◆ **Directions for this task**:
Copy every entry word for word, but skip the pictures.
_ _ _ _ _ _ _
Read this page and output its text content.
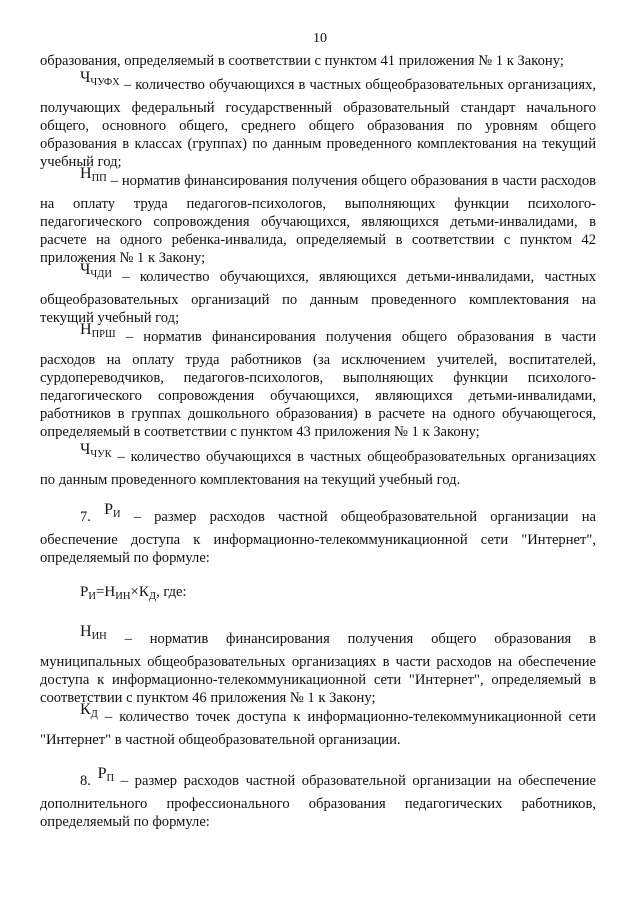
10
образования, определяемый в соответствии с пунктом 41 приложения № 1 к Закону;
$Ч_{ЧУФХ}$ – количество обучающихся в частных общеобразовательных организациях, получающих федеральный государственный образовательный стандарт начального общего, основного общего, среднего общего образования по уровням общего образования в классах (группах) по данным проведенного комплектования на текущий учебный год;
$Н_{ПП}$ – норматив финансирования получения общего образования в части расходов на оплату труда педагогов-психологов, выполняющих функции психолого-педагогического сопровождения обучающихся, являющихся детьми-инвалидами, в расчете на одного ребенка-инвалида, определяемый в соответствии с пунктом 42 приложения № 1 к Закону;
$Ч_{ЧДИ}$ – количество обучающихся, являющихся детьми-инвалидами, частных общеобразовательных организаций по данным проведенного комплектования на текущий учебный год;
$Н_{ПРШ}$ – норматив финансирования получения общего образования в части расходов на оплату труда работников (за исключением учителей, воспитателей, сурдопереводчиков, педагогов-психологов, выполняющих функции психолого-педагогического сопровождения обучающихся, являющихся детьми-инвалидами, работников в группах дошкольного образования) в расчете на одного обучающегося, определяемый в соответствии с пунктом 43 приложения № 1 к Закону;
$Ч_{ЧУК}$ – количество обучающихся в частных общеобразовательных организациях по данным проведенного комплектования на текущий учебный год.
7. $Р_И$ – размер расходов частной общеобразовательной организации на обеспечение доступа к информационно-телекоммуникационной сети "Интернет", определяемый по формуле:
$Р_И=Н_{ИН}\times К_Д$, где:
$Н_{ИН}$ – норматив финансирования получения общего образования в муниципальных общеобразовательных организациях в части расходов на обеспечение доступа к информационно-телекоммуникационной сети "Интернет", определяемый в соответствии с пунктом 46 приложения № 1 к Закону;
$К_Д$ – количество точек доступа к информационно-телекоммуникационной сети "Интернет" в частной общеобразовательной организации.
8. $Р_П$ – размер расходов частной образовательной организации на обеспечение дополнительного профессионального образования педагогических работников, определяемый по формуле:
_ _ _ _ _ _ _
◆ **Exercise result**:
Read this page and output its text content.
10
образования, определяемый в соответствии с пунктом 41 приложения № 1 к Закону;
$Ч_{ЧУФХ}$ – количество обучающихся в частных общеобразовательных организациях, получающих федеральный государственный образовательный стандарт начального общего, основного общего, среднего общего образования по уровням общего образования в классах (группах) по данным проведенного комплектования на текущий учебный год;
$Н_{ПП}$ – норматив финансирования получения общего образования в части расходов на оплату труда педагогов-психологов, выполняющих функции психолого-педагогического сопровождения обучающихся, являющихся детьми-инвалидами, в расчете на одного ребенка-инвалида, определяемый в соответствии с пунктом 42 приложения № 1 к Закону;
$Ч_{ЧДИ}$ – количество обучающихся, являющихся детьми-инвалидами, частных общеобразовательных организаций по данным проведенного комплектования на текущий учебный год;
$Н_{ПРШ}$ – норматив финансирования получения общего образования в части расходов на оплату труда работников (за исключением учителей, воспитателей, сурдопереводчиков, педагогов-психологов, выполняющих функции психолого-педагогического сопровождения обучающихся, являющихся детьми-инвалидами, работников в группах дошкольного образования) в расчете на одного обучающегося, определяемый в соответствии с пунктом 43 приложения № 1 к Закону;
$Ч_{ЧУК}$ – количество обучающихся в частных общеобразовательных организациях по данным проведенного комплектования на текущий учебный год.
7. $Р_И$ – размер расходов частной общеобразовательной организации на обеспечение доступа к информационно-телекоммуникационной сети "Интернет", определяемый по формуле:
$Р_И=Н_{ИН}\times К_Д$, где:
$Н_{ИН}$ – норматив финансирования получения общего образования в муниципальных общеобразовательных организациях в части расходов на обеспечение доступа к информационно-телекоммуникационной сети "Интернет", определяемый в соответствии с пунктом 46 приложения № 1 к Закону;
$К_Д$ – количество точек доступа к информационно-телекоммуникационной сети "Интернет" в частной общеобразовательной организации.
8. $Р_П$ – размер расходов частной образовательной организации на обеспечение дополнительного профессионального образования педагогических работников, определяемый по формуле:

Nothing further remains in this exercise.